(Data records)

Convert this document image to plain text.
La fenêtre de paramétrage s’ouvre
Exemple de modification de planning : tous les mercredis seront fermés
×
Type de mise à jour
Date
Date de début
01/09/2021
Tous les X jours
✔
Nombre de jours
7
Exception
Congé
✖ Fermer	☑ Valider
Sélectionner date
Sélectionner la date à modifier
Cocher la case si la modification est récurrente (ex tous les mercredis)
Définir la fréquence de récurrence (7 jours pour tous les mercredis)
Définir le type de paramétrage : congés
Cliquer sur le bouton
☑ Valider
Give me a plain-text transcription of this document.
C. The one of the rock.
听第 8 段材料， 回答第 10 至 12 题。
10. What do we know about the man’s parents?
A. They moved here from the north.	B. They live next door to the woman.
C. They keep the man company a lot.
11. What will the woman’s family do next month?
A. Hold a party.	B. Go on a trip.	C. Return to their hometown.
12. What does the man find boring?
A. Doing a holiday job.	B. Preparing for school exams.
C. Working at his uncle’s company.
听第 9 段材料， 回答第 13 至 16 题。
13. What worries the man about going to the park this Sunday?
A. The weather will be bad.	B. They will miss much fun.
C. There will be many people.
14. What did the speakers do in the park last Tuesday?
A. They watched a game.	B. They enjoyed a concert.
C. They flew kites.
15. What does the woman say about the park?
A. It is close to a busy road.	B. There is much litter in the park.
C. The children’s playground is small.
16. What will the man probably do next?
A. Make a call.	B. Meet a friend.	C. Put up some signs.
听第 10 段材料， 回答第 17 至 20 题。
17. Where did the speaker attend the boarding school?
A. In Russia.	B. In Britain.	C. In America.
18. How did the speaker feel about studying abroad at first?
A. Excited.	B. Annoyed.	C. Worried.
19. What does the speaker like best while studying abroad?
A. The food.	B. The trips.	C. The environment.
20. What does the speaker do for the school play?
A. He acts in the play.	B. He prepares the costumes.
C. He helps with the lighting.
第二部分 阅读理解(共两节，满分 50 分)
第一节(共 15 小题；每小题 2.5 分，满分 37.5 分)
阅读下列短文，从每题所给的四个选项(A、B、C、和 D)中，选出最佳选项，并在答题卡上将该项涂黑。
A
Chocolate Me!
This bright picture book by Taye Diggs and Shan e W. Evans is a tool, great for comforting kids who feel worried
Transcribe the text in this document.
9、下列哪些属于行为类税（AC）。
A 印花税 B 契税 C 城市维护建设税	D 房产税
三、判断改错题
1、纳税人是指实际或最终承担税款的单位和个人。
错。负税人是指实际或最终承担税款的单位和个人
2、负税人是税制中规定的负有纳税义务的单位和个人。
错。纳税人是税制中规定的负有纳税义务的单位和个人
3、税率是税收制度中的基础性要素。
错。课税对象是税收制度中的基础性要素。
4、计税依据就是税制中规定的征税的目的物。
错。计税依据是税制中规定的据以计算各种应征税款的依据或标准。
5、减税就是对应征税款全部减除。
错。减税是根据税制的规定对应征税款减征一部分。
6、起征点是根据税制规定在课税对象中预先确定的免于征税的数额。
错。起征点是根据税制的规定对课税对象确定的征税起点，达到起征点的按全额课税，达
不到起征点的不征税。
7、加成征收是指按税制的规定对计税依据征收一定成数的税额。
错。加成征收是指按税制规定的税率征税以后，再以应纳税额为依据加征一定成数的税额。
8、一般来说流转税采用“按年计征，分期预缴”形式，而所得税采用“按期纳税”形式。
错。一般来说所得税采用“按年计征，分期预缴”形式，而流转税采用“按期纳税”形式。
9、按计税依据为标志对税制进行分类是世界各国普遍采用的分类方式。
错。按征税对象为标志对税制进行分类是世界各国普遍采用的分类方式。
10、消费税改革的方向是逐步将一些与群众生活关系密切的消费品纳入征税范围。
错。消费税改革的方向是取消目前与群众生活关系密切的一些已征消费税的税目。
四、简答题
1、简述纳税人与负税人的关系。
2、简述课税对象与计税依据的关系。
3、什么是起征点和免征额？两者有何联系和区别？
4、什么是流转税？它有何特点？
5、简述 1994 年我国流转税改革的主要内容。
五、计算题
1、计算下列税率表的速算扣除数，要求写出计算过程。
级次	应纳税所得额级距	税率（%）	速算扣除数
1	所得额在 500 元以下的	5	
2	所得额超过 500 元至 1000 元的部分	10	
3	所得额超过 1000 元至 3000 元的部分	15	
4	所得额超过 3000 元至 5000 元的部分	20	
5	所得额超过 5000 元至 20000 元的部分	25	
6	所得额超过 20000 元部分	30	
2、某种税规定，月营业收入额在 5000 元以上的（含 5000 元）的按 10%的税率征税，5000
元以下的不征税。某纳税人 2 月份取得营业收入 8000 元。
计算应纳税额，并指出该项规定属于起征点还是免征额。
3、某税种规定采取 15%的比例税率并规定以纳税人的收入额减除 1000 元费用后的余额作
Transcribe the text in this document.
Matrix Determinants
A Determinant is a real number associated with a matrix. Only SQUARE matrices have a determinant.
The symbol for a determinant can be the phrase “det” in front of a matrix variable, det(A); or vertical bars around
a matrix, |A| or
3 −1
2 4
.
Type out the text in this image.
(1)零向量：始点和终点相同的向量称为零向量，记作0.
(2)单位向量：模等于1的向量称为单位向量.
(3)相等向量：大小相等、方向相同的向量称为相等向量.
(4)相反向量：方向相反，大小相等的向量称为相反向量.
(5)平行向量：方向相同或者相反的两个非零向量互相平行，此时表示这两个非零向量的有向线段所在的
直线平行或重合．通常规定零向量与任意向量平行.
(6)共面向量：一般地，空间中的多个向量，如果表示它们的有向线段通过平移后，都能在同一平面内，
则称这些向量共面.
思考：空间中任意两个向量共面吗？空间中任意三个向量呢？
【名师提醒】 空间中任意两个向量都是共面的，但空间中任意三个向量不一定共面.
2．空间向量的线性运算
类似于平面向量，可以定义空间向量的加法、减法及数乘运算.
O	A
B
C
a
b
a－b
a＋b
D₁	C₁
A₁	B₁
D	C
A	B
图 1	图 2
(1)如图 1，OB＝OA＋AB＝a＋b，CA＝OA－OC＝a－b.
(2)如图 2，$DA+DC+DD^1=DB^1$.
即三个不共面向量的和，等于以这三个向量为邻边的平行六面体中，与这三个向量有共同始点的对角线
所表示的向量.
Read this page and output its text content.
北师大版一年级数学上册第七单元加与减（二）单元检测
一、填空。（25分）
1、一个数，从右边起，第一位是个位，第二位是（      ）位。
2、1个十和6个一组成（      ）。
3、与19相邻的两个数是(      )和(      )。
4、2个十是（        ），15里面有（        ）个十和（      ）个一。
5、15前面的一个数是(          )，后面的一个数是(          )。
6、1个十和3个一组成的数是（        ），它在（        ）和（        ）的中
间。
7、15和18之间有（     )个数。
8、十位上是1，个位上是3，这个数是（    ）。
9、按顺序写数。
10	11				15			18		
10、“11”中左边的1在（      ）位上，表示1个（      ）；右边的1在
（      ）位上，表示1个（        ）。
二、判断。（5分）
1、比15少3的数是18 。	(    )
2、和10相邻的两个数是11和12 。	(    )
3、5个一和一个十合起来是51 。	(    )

▸ **INSTRUCTIONS FOR THE TASK**
Please reproduce each line exactly as written.

▸ **COMPLETE OUTPUT**
Convert this document image to plain text.
La fenêtre de paramétrage s’ouvre
Exemple de modification de planning : tous les mercredis seront fermés
×
Type de mise à jour
Date
Date de début
01/09/2021
Tous les X jours
✔
Nombre de jours
7
Exception
Congé
✖ Fermer	☑ Valider
Sélectionner date
Sélectionner la date à modifier
Cocher la case si la modification est récurrente (ex tous les mercredis)
Définir la fréquence de récurrence (7 jours pour tous les mercredis)
Définir le type de paramétrage : congés
Cliquer sur le bouton
☑ Valider
Give me a plain-text transcription of this document.
C. The one of the rock.
听第 8 段材料， 回答第 10 至 12 题。
10. What do we know about the man’s parents?
A. They moved here from the north.	B. They live next door to the woman.
C. They keep the man company a lot.
11. What will the woman’s family do next month?
A. Hold a party.	B. Go on a trip.	C. Return to their hometown.
12. What does the man find boring?
A. Doing a holiday job.	B. Preparing for school exams.
C. Working at his uncle’s company.
听第 9 段材料， 回答第 13 至 16 题。
13. What worries the man about going to the park this Sunday?
A. The weather will be bad.	B. They will miss much fun.
C. There will be many people.
14. What did the speakers do in the park last Tuesday?
A. They watched a game.	B. They enjoyed a concert.
C. They flew kites.
15. What does the woman say about the park?
A. It is close to a busy road.	B. There is much litter in the park.
C. The children’s playground is small.
16. What will the man probably do next?
A. Make a call.	B. Meet a friend.	C. Put up some signs.
听第 10 段材料， 回答第 17 至 20 题。
17. Where did the speaker attend the boarding school?
A. In Russia.	B. In Britain.	C. In America.
18. How did the speaker feel about studying abroad at first?
A. Excited.	B. Annoyed.	C. Worried.
19. What does the speaker like best while studying abroad?
A. The food.	B. The trips.	C. The environment.
20. What does the speaker do for the school play?
A. He acts in the play.	B. He prepares the costumes.
C. He helps with the lighting.
第二部分 阅读理解(共两节，满分 50 分)
第一节(共 15 小题；每小题 2.5 分，满分 37.5 分)
阅读下列短文，从每题所给的四个选项(A、B、C、和 D)中，选出最佳选项，并在答题卡上将该项涂黑。
A
Chocolate Me!
This bright picture book by Taye Diggs and Shan e W. Evans is a tool, great for comforting kids who feel worried
Transcribe the text in this document.
9、下列哪些属于行为类税（AC）。
A 印花税 B 契税 C 城市维护建设税	D 房产税
三、判断改错题
1、纳税人是指实际或最终承担税款的单位和个人。
错。负税人是指实际或最终承担税款的单位和个人
2、负税人是税制中规定的负有纳税义务的单位和个人。
错。纳税人是税制中规定的负有纳税义务的单位和个人
3、税率是税收制度中的基础性要素。
错。课税对象是税收制度中的基础性要素。
4、计税依据就是税制中规定的征税的目的物。
错。计税依据是税制中规定的据以计算各种应征税款的依据或标准。
5、减税就是对应征税款全部减除。
错。减税是根据税制的规定对应征税款减征一部分。
6、起征点是根据税制规定在课税对象中预先确定的免于征税的数额。
错。起征点是根据税制的规定对课税对象确定的征税起点，达到起征点的按全额课税，达
不到起征点的不征税。
7、加成征收是指按税制的规定对计税依据征收一定成数的税额。
错。加成征收是指按税制规定的税率征税以后，再以应纳税额为依据加征一定成数的税额。
8、一般来说流转税采用“按年计征，分期预缴”形式，而所得税采用“按期纳税”形式。
错。一般来说所得税采用“按年计征，分期预缴”形式，而流转税采用“按期纳税”形式。
9、按计税依据为标志对税制进行分类是世界各国普遍采用的分类方式。
错。按征税对象为标志对税制进行分类是世界各国普遍采用的分类方式。
10、消费税改革的方向是逐步将一些与群众生活关系密切的消费品纳入征税范围。
错。消费税改革的方向是取消目前与群众生活关系密切的一些已征消费税的税目。
四、简答题
1、简述纳税人与负税人的关系。
2、简述课税对象与计税依据的关系。
3、什么是起征点和免征额？两者有何联系和区别？
4、什么是流转税？它有何特点？
5、简述 1994 年我国流转税改革的主要内容。
五、计算题
1、计算下列税率表的速算扣除数，要求写出计算过程。
级次	应纳税所得额级距	税率（%）	速算扣除数
1	所得额在 500 元以下的	5	
2	所得额超过 500 元至 1000 元的部分	10	
3	所得额超过 1000 元至 3000 元的部分	15	
4	所得额超过 3000 元至 5000 元的部分	20	
5	所得额超过 5000 元至 20000 元的部分	25	
6	所得额超过 20000 元部分	30	
2、某种税规定，月营业收入额在 5000 元以上的（含 5000 元）的按 10%的税率征税，5000
元以下的不征税。某纳税人 2 月份取得营业收入 8000 元。
计算应纳税额，并指出该项规定属于起征点还是免征额。
3、某税种规定采取 15%的比例税率并规定以纳税人的收入额减除 1000 元费用后的余额作
Transcribe the text in this document.
Matrix Determinants
A Determinant is a real number associated with a matrix. Only SQUARE matrices have a determinant.
The symbol for a determinant can be the phrase “det” in front of a matrix variable, det(A); or vertical bars around
a matrix, |A| or
3 −1
2 4
.
Type out the text in this image.
(1)零向量：始点和终点相同的向量称为零向量，记作0.
(2)单位向量：模等于1的向量称为单位向量.
(3)相等向量：大小相等、方向相同的向量称为相等向量.
(4)相反向量：方向相反，大小相等的向量称为相反向量.
(5)平行向量：方向相同或者相反的两个非零向量互相平行，此时表示这两个非零向量的有向线段所在的
直线平行或重合．通常规定零向量与任意向量平行.
(6)共面向量：一般地，空间中的多个向量，如果表示它们的有向线段通过平移后，都能在同一平面内，
则称这些向量共面.
思考：空间中任意两个向量共面吗？空间中任意三个向量呢？
【名师提醒】 空间中任意两个向量都是共面的，但空间中任意三个向量不一定共面.
2．空间向量的线性运算
类似于平面向量，可以定义空间向量的加法、减法及数乘运算.
O	A
B
C
a
b
a－b
a＋b
D₁	C₁
A₁	B₁
D	C
A	B
图 1	图 2
(1)如图 1，OB＝OA＋AB＝a＋b，CA＝OA－OC＝a－b.
(2)如图 2，$DA+DC+DD^1=DB^1$.
即三个不共面向量的和，等于以这三个向量为邻边的平行六面体中，与这三个向量有共同始点的对角线
所表示的向量.
Read this page and output its text content.
北师大版一年级数学上册第七单元加与减（二）单元检测
一、填空。（25分）
1、一个数，从右边起，第一位是个位，第二位是（      ）位。
2、1个十和6个一组成（      ）。
3、与19相邻的两个数是(      )和(      )。
4、2个十是（        ），15里面有（        ）个十和（      ）个一。
5、15前面的一个数是(          )，后面的一个数是(          )。
6、1个十和3个一组成的数是（        ），它在（        ）和（        ）的中
间。
7、15和18之间有（     )个数。
8、十位上是1，个位上是3，这个数是（    ）。
9、按顺序写数。
10	11				15			18		
10、“11”中左边的1在（      ）位上，表示1个（      ）；右边的1在
（      ）位上，表示1个（        ）。
二、判断。（5分）
1、比15少3的数是18 。	(    )
2、和10相邻的两个数是11和12 。	(    )
3、5个一和一个十合起来是51 。	(    )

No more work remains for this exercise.